#### WRITTEN REQUEST
It is required that all of the data be written out exactly.

#### MATERIAL
_ _ _

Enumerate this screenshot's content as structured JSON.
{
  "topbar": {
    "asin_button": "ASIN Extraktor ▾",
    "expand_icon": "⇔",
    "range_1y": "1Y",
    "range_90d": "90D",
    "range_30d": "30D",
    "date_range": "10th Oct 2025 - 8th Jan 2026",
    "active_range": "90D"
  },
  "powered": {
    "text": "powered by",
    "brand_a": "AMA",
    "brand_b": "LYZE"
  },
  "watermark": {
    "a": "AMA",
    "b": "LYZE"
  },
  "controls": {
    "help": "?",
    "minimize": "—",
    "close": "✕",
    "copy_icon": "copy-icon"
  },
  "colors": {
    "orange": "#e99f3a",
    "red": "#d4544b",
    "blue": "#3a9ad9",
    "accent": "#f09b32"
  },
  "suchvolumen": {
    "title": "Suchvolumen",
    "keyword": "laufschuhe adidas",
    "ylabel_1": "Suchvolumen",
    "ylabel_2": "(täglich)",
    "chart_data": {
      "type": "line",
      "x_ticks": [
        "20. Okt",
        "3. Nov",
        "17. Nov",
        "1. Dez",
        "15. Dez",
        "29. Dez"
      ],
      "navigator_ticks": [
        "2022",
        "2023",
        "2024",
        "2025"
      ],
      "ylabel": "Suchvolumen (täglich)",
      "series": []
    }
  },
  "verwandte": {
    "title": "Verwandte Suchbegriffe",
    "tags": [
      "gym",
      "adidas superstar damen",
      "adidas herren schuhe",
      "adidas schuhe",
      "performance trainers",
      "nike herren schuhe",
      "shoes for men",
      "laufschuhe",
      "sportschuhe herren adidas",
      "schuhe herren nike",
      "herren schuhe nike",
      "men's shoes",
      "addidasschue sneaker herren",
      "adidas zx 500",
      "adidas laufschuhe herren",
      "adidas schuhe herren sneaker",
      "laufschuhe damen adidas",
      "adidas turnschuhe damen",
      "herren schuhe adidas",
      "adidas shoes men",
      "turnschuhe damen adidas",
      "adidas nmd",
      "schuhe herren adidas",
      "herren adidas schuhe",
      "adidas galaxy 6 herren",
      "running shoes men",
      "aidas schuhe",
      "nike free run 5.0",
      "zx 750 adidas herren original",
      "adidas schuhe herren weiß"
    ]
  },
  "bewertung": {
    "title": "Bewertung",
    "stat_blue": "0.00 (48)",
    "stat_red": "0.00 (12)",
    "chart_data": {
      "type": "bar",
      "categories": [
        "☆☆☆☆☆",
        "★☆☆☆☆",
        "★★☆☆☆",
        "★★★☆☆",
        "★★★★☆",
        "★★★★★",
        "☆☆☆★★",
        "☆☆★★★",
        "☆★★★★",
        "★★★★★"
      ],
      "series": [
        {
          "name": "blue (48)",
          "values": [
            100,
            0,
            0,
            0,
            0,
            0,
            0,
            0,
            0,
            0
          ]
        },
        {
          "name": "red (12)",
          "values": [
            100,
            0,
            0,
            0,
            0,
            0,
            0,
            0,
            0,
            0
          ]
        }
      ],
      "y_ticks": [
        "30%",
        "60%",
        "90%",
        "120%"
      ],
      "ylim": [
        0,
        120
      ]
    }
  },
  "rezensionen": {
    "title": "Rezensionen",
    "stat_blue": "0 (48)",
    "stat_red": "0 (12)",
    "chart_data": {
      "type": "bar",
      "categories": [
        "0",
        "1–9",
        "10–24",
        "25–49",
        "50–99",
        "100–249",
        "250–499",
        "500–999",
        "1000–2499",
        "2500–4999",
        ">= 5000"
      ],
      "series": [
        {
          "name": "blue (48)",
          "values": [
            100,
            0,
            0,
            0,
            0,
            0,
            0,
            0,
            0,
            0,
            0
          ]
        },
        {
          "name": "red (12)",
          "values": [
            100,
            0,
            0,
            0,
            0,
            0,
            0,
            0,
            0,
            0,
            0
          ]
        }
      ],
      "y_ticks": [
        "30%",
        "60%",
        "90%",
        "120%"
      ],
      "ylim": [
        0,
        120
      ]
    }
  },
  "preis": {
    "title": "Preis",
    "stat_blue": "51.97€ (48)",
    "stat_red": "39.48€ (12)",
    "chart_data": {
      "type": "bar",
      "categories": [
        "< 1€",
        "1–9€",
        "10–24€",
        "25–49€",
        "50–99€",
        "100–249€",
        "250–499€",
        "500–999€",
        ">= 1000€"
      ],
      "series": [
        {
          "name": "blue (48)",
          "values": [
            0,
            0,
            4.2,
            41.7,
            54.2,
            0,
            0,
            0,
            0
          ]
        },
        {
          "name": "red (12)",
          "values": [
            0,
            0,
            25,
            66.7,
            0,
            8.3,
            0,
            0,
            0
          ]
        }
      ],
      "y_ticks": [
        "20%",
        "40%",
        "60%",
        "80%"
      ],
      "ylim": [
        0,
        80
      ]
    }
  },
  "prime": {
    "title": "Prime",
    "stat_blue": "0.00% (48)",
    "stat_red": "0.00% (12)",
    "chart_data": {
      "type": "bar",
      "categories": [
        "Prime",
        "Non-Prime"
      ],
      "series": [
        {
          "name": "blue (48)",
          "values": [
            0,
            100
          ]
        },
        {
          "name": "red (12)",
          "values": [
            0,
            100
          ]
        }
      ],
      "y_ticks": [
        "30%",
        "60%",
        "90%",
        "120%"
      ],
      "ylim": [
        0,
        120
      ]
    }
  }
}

_ _ _

#### SOLUTION
Enumerate this screenshot's content as structured JSON.
{
  "topbar": {
    "asin_button": "ASIN Extraktor ▾",
    "expand_icon": "⇔",
    "range_1y": "1Y",
    "range_90d": "90D",
    "range_30d": "30D",
    "date_range": "10th Oct 2025 - 8th Jan 2026",
    "active_range": "90D"
  },
  "powered": {
    "text": "powered by",
    "brand_a": "AMA",
    "brand_b": "LYZE"
  },
  "watermark": {
    "a": "AMA",
    "b": "LYZE"
  },
  "controls": {
    "help": "?",
    "minimize": "—",
    "close": "✕",
    "copy_icon": "copy-icon"
  },
  "colors": {
    "orange": "#e99f3a",
    "red": "#d4544b",
    "blue": "#3a9ad9",
    "accent": "#f09b32"
  },
  "suchvolumen": {
    "title": "Suchvolumen",
    "keyword": "laufschuhe adidas",
    "ylabel_1": "Suchvolumen",
    "ylabel_2": "(täglich)",
    "chart_data": {
      "type": "line",
      "x_ticks": [
        "20. Okt",
        "3. Nov",
        "17. Nov",
        "1. Dez",
        "15. Dez",
        "29. Dez"
      ],
      "navigator_ticks": [
        "2022",
        "2023",
        "2024",
        "2025"
      ],
      "ylabel": "Suchvolumen (täglich)",
      "series": []
    }
  },
  "verwandte": {
    "title": "Verwandte Suchbegriffe",
    "tags": [
      "gym",
      "adidas superstar damen",
      "adidas herren schuhe",
      "adidas schuhe",
      "performance trainers",
      "nike herren schuhe",
      "shoes for men",
      "laufschuhe",
      "sportschuhe herren adidas",
      "schuhe herren nike",
      "herren schuhe nike",
      "men's shoes",
      "addidasschue sneaker herren",
      "adidas zx 500",
      "adidas laufschuhe herren",
      "adidas schuhe herren sneaker",
      "laufschuhe damen adidas",
      "adidas turnschuhe damen",
      "herren schuhe adidas",
      "adidas shoes men",
      "turnschuhe damen adidas",
      "adidas nmd",
      "schuhe herren adidas",
      "herren adidas schuhe",
      "adidas galaxy 6 herren",
      "running shoes men",
      "aidas schuhe",
      "nike free run 5.0",
      "zx 750 adidas herren original",
      "adidas schuhe herren weiß"
    ]
  },
  "bewertung": {
    "title": "Bewertung",
    "stat_blue": "0.00 (48)",
    "stat_red": "0.00 (12)",
    "chart_data": {
      "type": "bar",
      "categories": [
        "☆☆☆☆☆",
        "★☆☆☆☆",
        "★★☆☆☆",
        "★★★☆☆",
        "★★★★☆",
        "★★★★★",
        "☆☆☆★★",
        "☆☆★★★",
        "☆★★★★",
        "★★★★★"
      ],
      "series": [
        {
          "name": "blue (48)",
          "values": [
            100,
            0,
            0,
            0,
            0,
            0,
            0,
            0,
            0,
            0
          ]
        },
        {
          "name": "red (12)",
          "values": [
            100,
            0,
            0,
            0,
            0,
            0,
            0,
            0,
            0,
            0
          ]
        }
      ],
      "y_ticks": [
        "30%",
        "60%",
        "90%",
        "120%"
      ],
      "ylim": [
        0,
        120
      ]
    }
  },
  "rezensionen": {
    "title": "Rezensionen",
    "stat_blue": "0 (48)",
    "stat_red": "0 (12)",
    "chart_data": {
      "type": "bar",
      "categories": [
        "0",
        "1–9",
        "10–24",
        "25–49",
        "50–99",
        "100–249",
        "250–499",
        "500–999",
        "1000–2499",
        "2500–4999",
        ">= 5000"
      ],
      "series": [
        {
          "name": "blue (48)",
          "values": [
            100,
            0,
            0,
            0,
            0,
            0,
            0,
            0,
            0,
            0,
            0
          ]
        },
        {
          "name": "red (12)",
          "values": [
            100,
            0,
            0,
            0,
            0,
            0,
            0,
            0,
            0,
            0,
            0
          ]
        }
      ],
      "y_ticks": [
        "30%",
        "60%",
        "90%",
        "120%"
      ],
      "ylim": [
        0,
        120
      ]
    }
  },
  "preis": {
    "title": "Preis",
    "stat_blue": "51.97€ (48)",
    "stat_red": "39.48€ (12)",
    "chart_data": {
      "type": "bar",
      "categories": [
        "< 1€",
        "1–9€",
        "10–24€",
        "25–49€",
        "50–99€",
        "100–249€",
        "250–499€",
        "500–999€",
        ">= 1000€"
      ],
      "series": [
        {
          "name": "blue (48)",
          "values": [
            0,
            0,
            4.2,
            41.7,
            54.2,
            0,
            0,
            0,
            0
          ]
        },
        {
          "name": "red (12)",
          "values": [
            0,
            0,
            25,
            66.7,
            0,
            8.3,
            0,
            0,
            0
          ]
        }
      ],
      "y_ticks": [
        "20%",
        "40%",
        "60%",
        "80%"
      ],
      "ylim": [
        0,
        80
      ]
    }
  },
  "prime": {
    "title": "Prime",
    "stat_blue": "0.00% (48)",
    "stat_red": "0.00% (12)",
    "chart_data": {
      "type": "bar",
      "categories": [
        "Prime",
        "Non-Prime"
      ],
      "series": [
        {
          "name": "blue (48)",
          "values": [
            0,
            100
          ]
        },
        {
          "name": "red (12)",
          "values": [
            0,
            100
          ]
        }
      ],
      "y_ticks": [
        "30%",
        "60%",
        "90%",
        "120%"
      ],
      "ylim": [
        0,
        120
      ]
    }
  }
}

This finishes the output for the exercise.